# Start of Stored rows

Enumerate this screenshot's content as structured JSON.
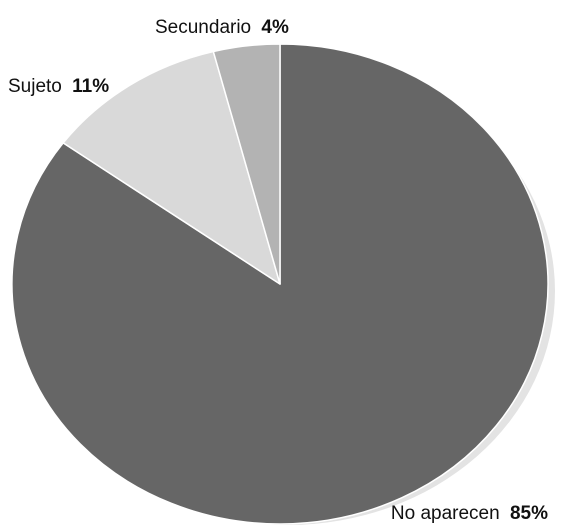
{
  "chart_data": {
    "type": "pie",
    "title": "",
    "legend": "none",
    "slices": [
      {
        "label": "No aparecen",
        "value": 85,
        "value_label": "85%",
        "color": "#666666"
      },
      {
        "label": "Sujeto",
        "value": 11,
        "value_label": "11%",
        "color": "#d9d9d9"
      },
      {
        "label": "Secundario",
        "value": 4,
        "value_label": "4%",
        "color": "#b3b3b3"
      }
    ],
    "shadow_color": "#e3e3e3",
    "slice_border_color": "#ffffff"
  }
}
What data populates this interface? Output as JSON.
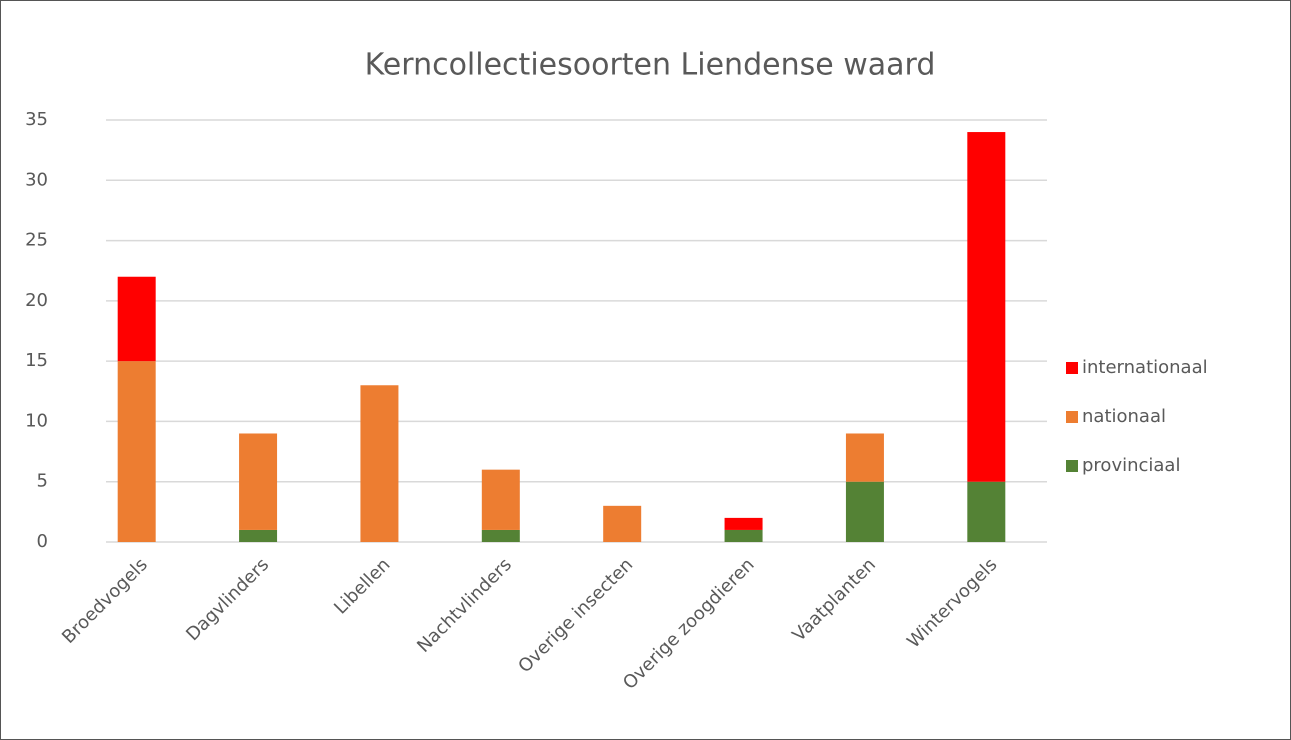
{
  "chart_data": {
    "type": "stacked_bar",
    "title": "Kerncollectiesoorten Liendense waard",
    "categories": [
      "Broedvogels",
      "Dagvlinders",
      "Libellen",
      "Nachtvlinders",
      "Overige insecten",
      "Overige zoogdieren",
      "Vaatplanten",
      "Wintervogels"
    ],
    "series": [
      {
        "name": "provinciaal",
        "color": "#548235",
        "values": [
          0,
          1,
          0,
          1,
          0,
          1,
          5,
          5
        ]
      },
      {
        "name": "nationaal",
        "color": "#ed7d31",
        "values": [
          15,
          8,
          13,
          5,
          3,
          0,
          4,
          0
        ]
      },
      {
        "name": "internationaal",
        "color": "#ff0000",
        "values": [
          7,
          0,
          0,
          0,
          0,
          1,
          0,
          29
        ]
      }
    ],
    "ylim": [
      0,
      35
    ],
    "yticks": [
      0,
      5,
      10,
      15,
      20,
      25,
      30,
      35
    ],
    "grid": true,
    "legend": "right"
  }
}
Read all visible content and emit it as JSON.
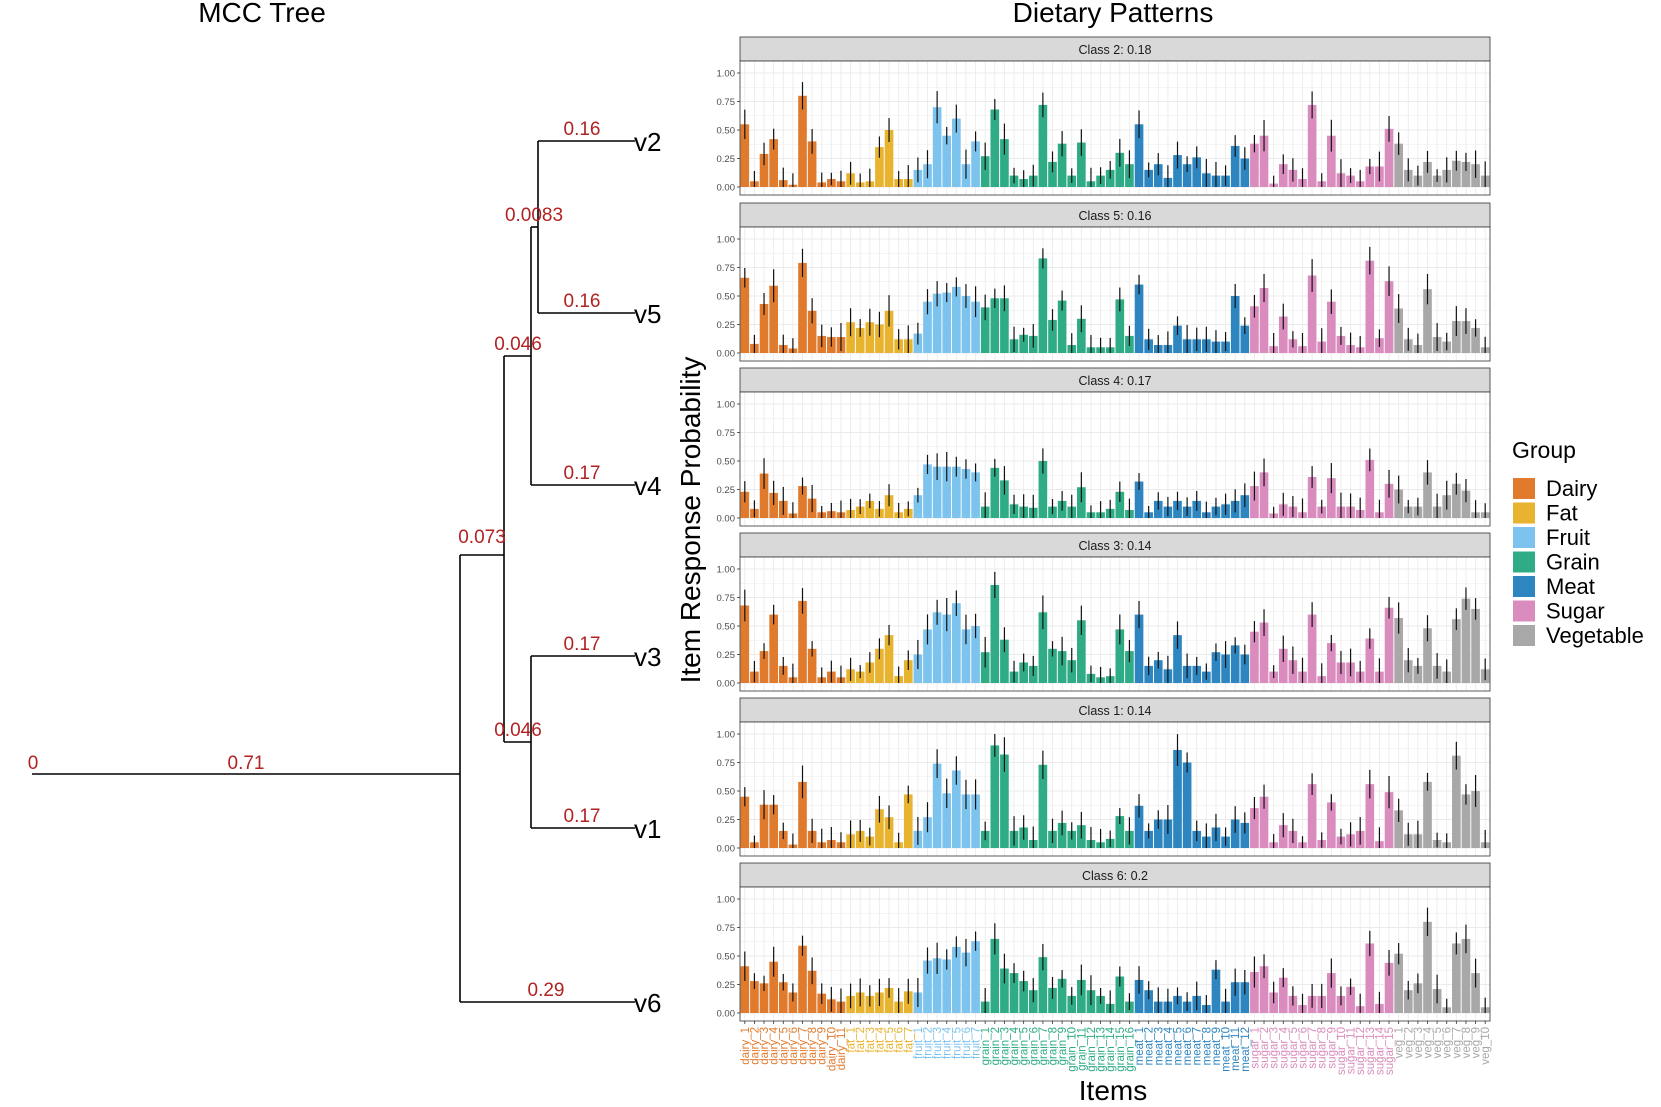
{
  "tree": {
    "title": "MCC Tree",
    "tips": [
      "v2",
      "v5",
      "v4",
      "v3",
      "v1",
      "v6"
    ],
    "branch_labels": {
      "root": "0",
      "trunk": "0.71",
      "v2": "0.16",
      "v5": "0.16",
      "v4": "0.17",
      "v3": "0.17",
      "v1": "0.17",
      "v6": "0.29",
      "node_v2v5": "0.0083",
      "node_v2v5v4": "0.046",
      "node_upper": "0.073",
      "node_v3v1": "0.046"
    }
  },
  "chart_data": {
    "type": "bar",
    "title": "Dietary Patterns",
    "xlabel": "Items",
    "ylabel": "Item Response Probability",
    "ylim": [
      0,
      1
    ],
    "yticks": [
      "0.00",
      "0.25",
      "0.50",
      "0.75",
      "1.00"
    ],
    "legend": {
      "title": "Group",
      "position": "right"
    },
    "groups": [
      {
        "name": "Dairy",
        "color": "#e07b2e",
        "count": 11
      },
      {
        "name": "Fat",
        "color": "#e8b32e",
        "count": 7
      },
      {
        "name": "Fruit",
        "color": "#7cc3ee",
        "count": 7
      },
      {
        "name": "Grain",
        "color": "#2fac86",
        "count": 16
      },
      {
        "name": "Meat",
        "color": "#2e86c1",
        "count": 12
      },
      {
        "name": "Sugar",
        "color": "#d98cbd",
        "count": 15
      },
      {
        "name": "Vegetable",
        "color": "#a8a8a8",
        "count": 10
      }
    ],
    "categories": [
      "dairy_1",
      "dairy_2",
      "dairy_3",
      "dairy_4",
      "dairy_5",
      "dairy_6",
      "dairy_7",
      "dairy_8",
      "dairy_9",
      "dairy_10",
      "dairy_11",
      "fat_1",
      "fat_2",
      "fat_3",
      "fat_4",
      "fat_5",
      "fat_6",
      "fat_7",
      "fruit_1",
      "fruit_2",
      "fruit_3",
      "fruit_4",
      "fruit_5",
      "fruit_6",
      "fruit_7",
      "grain_1",
      "grain_2",
      "grain_3",
      "grain_4",
      "grain_5",
      "grain_6",
      "grain_7",
      "grain_8",
      "grain_9",
      "grain_10",
      "grain_11",
      "grain_12",
      "grain_13",
      "grain_14",
      "grain_15",
      "grain_16",
      "meat_1",
      "meat_2",
      "meat_3",
      "meat_4",
      "meat_5",
      "meat_6",
      "meat_7",
      "meat_8",
      "meat_9",
      "meat_10",
      "meat_11",
      "meat_12",
      "sugar_1",
      "sugar_2",
      "sugar_3",
      "sugar_4",
      "sugar_5",
      "sugar_6",
      "sugar_7",
      "sugar_8",
      "sugar_9",
      "sugar_10",
      "sugar_11",
      "sugar_12",
      "sugar_13",
      "sugar_14",
      "sugar_15",
      "veg_1",
      "veg_2",
      "veg_3",
      "veg_4",
      "veg_5",
      "veg_6",
      "veg_7",
      "veg_8",
      "veg_9",
      "veg_10"
    ],
    "panels": [
      {
        "label": "Class 2: 0.18",
        "values": [
          0.55,
          0.05,
          0.29,
          0.42,
          0.06,
          0.02,
          0.8,
          0.4,
          0.04,
          0.07,
          0.05,
          0.12,
          0.04,
          0.05,
          0.35,
          0.5,
          0.07,
          0.07,
          0.15,
          0.2,
          0.7,
          0.45,
          0.6,
          0.2,
          0.4,
          0.27,
          0.68,
          0.42,
          0.1,
          0.07,
          0.1,
          0.72,
          0.22,
          0.38,
          0.1,
          0.39,
          0.05,
          0.1,
          0.15,
          0.3,
          0.2,
          0.55,
          0.15,
          0.2,
          0.08,
          0.28,
          0.2,
          0.26,
          0.12,
          0.1,
          0.1,
          0.36,
          0.25,
          0.38,
          0.45,
          0.03,
          0.2,
          0.15,
          0.07,
          0.72,
          0.05,
          0.45,
          0.12,
          0.1,
          0.05,
          0.18,
          0.18,
          0.51,
          0.38,
          0.15,
          0.1,
          0.22,
          0.1,
          0.15,
          0.23,
          0.22,
          0.2,
          0.1
        ]
      },
      {
        "label": "Class 5: 0.16",
        "values": [
          0.66,
          0.08,
          0.43,
          0.59,
          0.07,
          0.04,
          0.79,
          0.37,
          0.15,
          0.14,
          0.14,
          0.27,
          0.22,
          0.27,
          0.25,
          0.37,
          0.12,
          0.12,
          0.17,
          0.45,
          0.52,
          0.53,
          0.58,
          0.5,
          0.45,
          0.4,
          0.48,
          0.48,
          0.12,
          0.16,
          0.15,
          0.83,
          0.29,
          0.46,
          0.07,
          0.3,
          0.05,
          0.05,
          0.05,
          0.47,
          0.15,
          0.6,
          0.12,
          0.07,
          0.07,
          0.24,
          0.12,
          0.12,
          0.12,
          0.1,
          0.1,
          0.5,
          0.24,
          0.41,
          0.57,
          0.06,
          0.32,
          0.12,
          0.06,
          0.68,
          0.1,
          0.45,
          0.15,
          0.07,
          0.05,
          0.81,
          0.13,
          0.63,
          0.39,
          0.12,
          0.07,
          0.56,
          0.14,
          0.1,
          0.28,
          0.28,
          0.22,
          0.05
        ]
      },
      {
        "label": "Class 4: 0.17",
        "values": [
          0.23,
          0.08,
          0.39,
          0.22,
          0.15,
          0.04,
          0.28,
          0.17,
          0.05,
          0.06,
          0.05,
          0.07,
          0.1,
          0.15,
          0.08,
          0.2,
          0.05,
          0.08,
          0.2,
          0.47,
          0.45,
          0.45,
          0.45,
          0.43,
          0.4,
          0.1,
          0.44,
          0.33,
          0.12,
          0.1,
          0.09,
          0.5,
          0.1,
          0.15,
          0.1,
          0.27,
          0.05,
          0.05,
          0.08,
          0.23,
          0.07,
          0.32,
          0.05,
          0.15,
          0.1,
          0.15,
          0.1,
          0.15,
          0.05,
          0.1,
          0.12,
          0.15,
          0.2,
          0.28,
          0.4,
          0.04,
          0.12,
          0.1,
          0.05,
          0.36,
          0.1,
          0.35,
          0.1,
          0.1,
          0.07,
          0.51,
          0.05,
          0.3,
          0.25,
          0.1,
          0.1,
          0.4,
          0.1,
          0.2,
          0.3,
          0.24,
          0.05,
          0.05
        ]
      },
      {
        "label": "Class 3: 0.14",
        "values": [
          0.68,
          0.1,
          0.28,
          0.6,
          0.15,
          0.05,
          0.72,
          0.3,
          0.05,
          0.1,
          0.05,
          0.12,
          0.1,
          0.18,
          0.3,
          0.42,
          0.06,
          0.2,
          0.25,
          0.47,
          0.62,
          0.6,
          0.7,
          0.47,
          0.5,
          0.27,
          0.86,
          0.38,
          0.1,
          0.18,
          0.15,
          0.62,
          0.3,
          0.28,
          0.2,
          0.55,
          0.08,
          0.05,
          0.06,
          0.47,
          0.28,
          0.6,
          0.15,
          0.2,
          0.12,
          0.42,
          0.15,
          0.15,
          0.1,
          0.27,
          0.25,
          0.33,
          0.25,
          0.45,
          0.53,
          0.1,
          0.3,
          0.2,
          0.1,
          0.6,
          0.06,
          0.35,
          0.18,
          0.18,
          0.1,
          0.39,
          0.1,
          0.66,
          0.57,
          0.2,
          0.15,
          0.48,
          0.15,
          0.1,
          0.56,
          0.74,
          0.65,
          0.12
        ]
      },
      {
        "label": "Class 1: 0.14",
        "values": [
          0.45,
          0.05,
          0.38,
          0.38,
          0.15,
          0.03,
          0.58,
          0.15,
          0.05,
          0.07,
          0.05,
          0.12,
          0.15,
          0.1,
          0.34,
          0.27,
          0.05,
          0.47,
          0.15,
          0.27,
          0.74,
          0.48,
          0.68,
          0.47,
          0.47,
          0.15,
          0.9,
          0.82,
          0.15,
          0.18,
          0.07,
          0.73,
          0.15,
          0.22,
          0.15,
          0.2,
          0.07,
          0.05,
          0.08,
          0.28,
          0.15,
          0.37,
          0.15,
          0.25,
          0.25,
          0.86,
          0.75,
          0.15,
          0.1,
          0.18,
          0.1,
          0.25,
          0.22,
          0.35,
          0.45,
          0.05,
          0.2,
          0.15,
          0.05,
          0.56,
          0.07,
          0.4,
          0.1,
          0.12,
          0.15,
          0.56,
          0.06,
          0.49,
          0.33,
          0.12,
          0.12,
          0.58,
          0.07,
          0.05,
          0.81,
          0.47,
          0.5,
          0.05
        ]
      },
      {
        "label": "Class 6: 0.2",
        "values": [
          0.41,
          0.28,
          0.26,
          0.45,
          0.27,
          0.18,
          0.59,
          0.37,
          0.17,
          0.12,
          0.1,
          0.15,
          0.18,
          0.15,
          0.18,
          0.22,
          0.1,
          0.19,
          0.18,
          0.46,
          0.48,
          0.47,
          0.58,
          0.53,
          0.63,
          0.1,
          0.65,
          0.39,
          0.35,
          0.28,
          0.2,
          0.49,
          0.22,
          0.3,
          0.15,
          0.29,
          0.2,
          0.15,
          0.08,
          0.32,
          0.1,
          0.29,
          0.2,
          0.1,
          0.1,
          0.15,
          0.1,
          0.15,
          0.07,
          0.38,
          0.1,
          0.27,
          0.27,
          0.36,
          0.41,
          0.18,
          0.31,
          0.15,
          0.07,
          0.15,
          0.15,
          0.35,
          0.15,
          0.23,
          0.06,
          0.61,
          0.08,
          0.44,
          0.52,
          0.2,
          0.26,
          0.8,
          0.21,
          0.05,
          0.61,
          0.65,
          0.35,
          0.05
        ]
      }
    ]
  }
}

# End of Stored rows

# Task to complete
Look through the data above. Find each line with the string "Class" and copy it.

# Response to this task
        "label": "Class 2: 0.18",
        "label": "Class 5: 0.16",
        "label": "Class 4: 0.17",
        "label": "Class 3: 0.14",
        "label": "Class 1: 0.14",
        "label": "Class 6: 0.2",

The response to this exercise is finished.